STATED PROBLEM:
Entries follow. Set all of them down as they stand.

Rows from a dataset
┌──

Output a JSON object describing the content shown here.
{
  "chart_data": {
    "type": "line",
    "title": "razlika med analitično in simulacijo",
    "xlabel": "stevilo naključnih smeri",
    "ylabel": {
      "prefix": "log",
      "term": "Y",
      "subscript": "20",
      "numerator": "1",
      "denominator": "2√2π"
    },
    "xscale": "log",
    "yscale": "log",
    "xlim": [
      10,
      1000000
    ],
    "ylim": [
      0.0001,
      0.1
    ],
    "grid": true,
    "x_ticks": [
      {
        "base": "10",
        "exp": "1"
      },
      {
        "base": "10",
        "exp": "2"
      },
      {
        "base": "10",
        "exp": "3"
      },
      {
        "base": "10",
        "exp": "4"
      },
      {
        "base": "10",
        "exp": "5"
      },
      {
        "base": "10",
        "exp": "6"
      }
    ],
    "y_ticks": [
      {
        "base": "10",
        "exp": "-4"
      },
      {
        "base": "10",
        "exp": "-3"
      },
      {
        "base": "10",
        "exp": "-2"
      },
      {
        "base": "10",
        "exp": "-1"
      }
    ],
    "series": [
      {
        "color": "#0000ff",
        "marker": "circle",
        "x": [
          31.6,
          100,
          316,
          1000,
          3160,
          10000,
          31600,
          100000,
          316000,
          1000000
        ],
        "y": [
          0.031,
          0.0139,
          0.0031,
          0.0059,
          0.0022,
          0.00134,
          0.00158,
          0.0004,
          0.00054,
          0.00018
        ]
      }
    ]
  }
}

└──

ANSWER FOR THE TASK:
Output a JSON object describing the content shown here.
{
  "chart_data": {
    "type": "line",
    "title": "razlika med analitično in simulacijo",
    "xlabel": "stevilo naključnih smeri",
    "ylabel": {
      "prefix": "log",
      "term": "Y",
      "subscript": "20",
      "numerator": "1",
      "denominator": "2√2π"
    },
    "xscale": "log",
    "yscale": "log",
    "xlim": [
      10,
      1000000
    ],
    "ylim": [
      0.0001,
      0.1
    ],
    "grid": true,
    "x_ticks": [
      {
        "base": "10",
        "exp": "1"
      },
      {
        "base": "10",
        "exp": "2"
      },
      {
        "base": "10",
        "exp": "3"
      },
      {
        "base": "10",
        "exp": "4"
      },
      {
        "base": "10",
        "exp": "5"
      },
      {
        "base": "10",
        "exp": "6"
      }
    ],
    "y_ticks": [
      {
        "base": "10",
        "exp": "-4"
      },
      {
        "base": "10",
        "exp": "-3"
      },
      {
        "base": "10",
        "exp": "-2"
      },
      {
        "base": "10",
        "exp": "-1"
      }
    ],
    "series": [
      {
        "color": "#0000ff",
        "marker": "circle",
        "x": [
          31.6,
          100,
          316,
          1000,
          3160,
          10000,
          31600,
          100000,
          316000,
          1000000
        ],
        "y": [
          0.031,
          0.0139,
          0.0031,
          0.0059,
          0.0022,
          0.00134,
          0.00158,
          0.0004,
          0.00054,
          0.00018
        ]
      }
    ]
  }
}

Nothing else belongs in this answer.